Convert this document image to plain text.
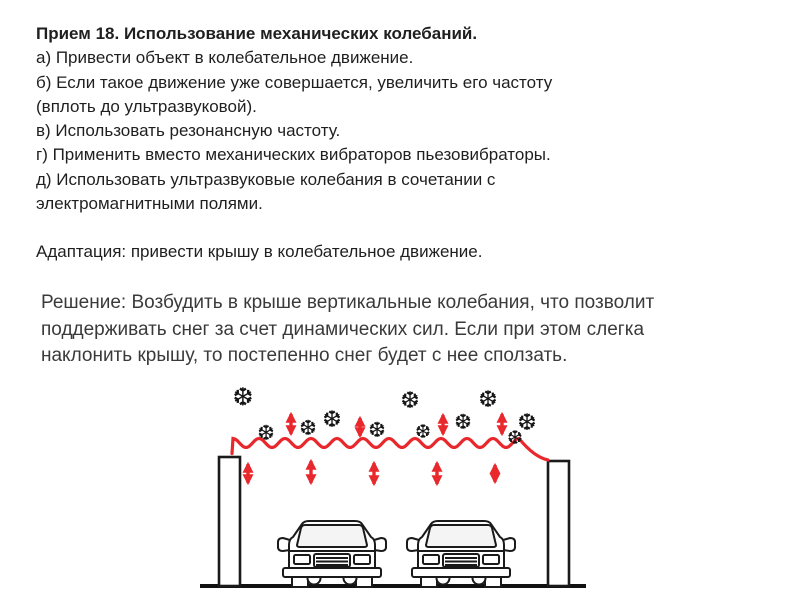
Прием 18. Использование механических колебаний.
а) Привести объект в колебательное движение.
б) Если такое движение уже совершается, увеличить его частоту
(вплоть до ультразвуковой).
в) Использовать резонансную частоту.
г) Применить вместо механических вибраторов пьезовибраторы.
д) Использовать ультразвуковые колебания в сочетании с
электромагнитными полями.
Адаптация: привести крышу в колебательное движение.
Решение: Возбудить в крыше вертикальные колебания, что позволит
поддерживать снег за счет динамических сил. Если при этом слегка
наклонить крышу, то постепенно снег будет с нее сползать.
❆
❆ ❆ ❆ ❆
❆
❆ ❆
❆
❆
❆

=-=-=

Restate each line of the records exactly; pictures do not belong in the copy.

• Correct answer:
Convert this document image to plain text.
Прием 18. Использование механических колебаний.
а) Привести объект в колебательное движение.
б) Если такое движение уже совершается, увеличить его частоту
(вплоть до ультразвуковой).
в) Использовать резонансную частоту.
г) Применить вместо механических вибраторов пьезовибраторы.
д) Использовать ультразвуковые колебания в сочетании с
электромагнитными полями.
Адаптация: привести крышу в колебательное движение.
Решение: Возбудить в крыше вертикальные колебания, что позволит
поддерживать снег за счет динамических сил. Если при этом слегка
наклонить крышу, то постепенно снег будет с нее сползать.
❆
❆ ❆ ❆ ❆
❆
❆ ❆
❆
❆
❆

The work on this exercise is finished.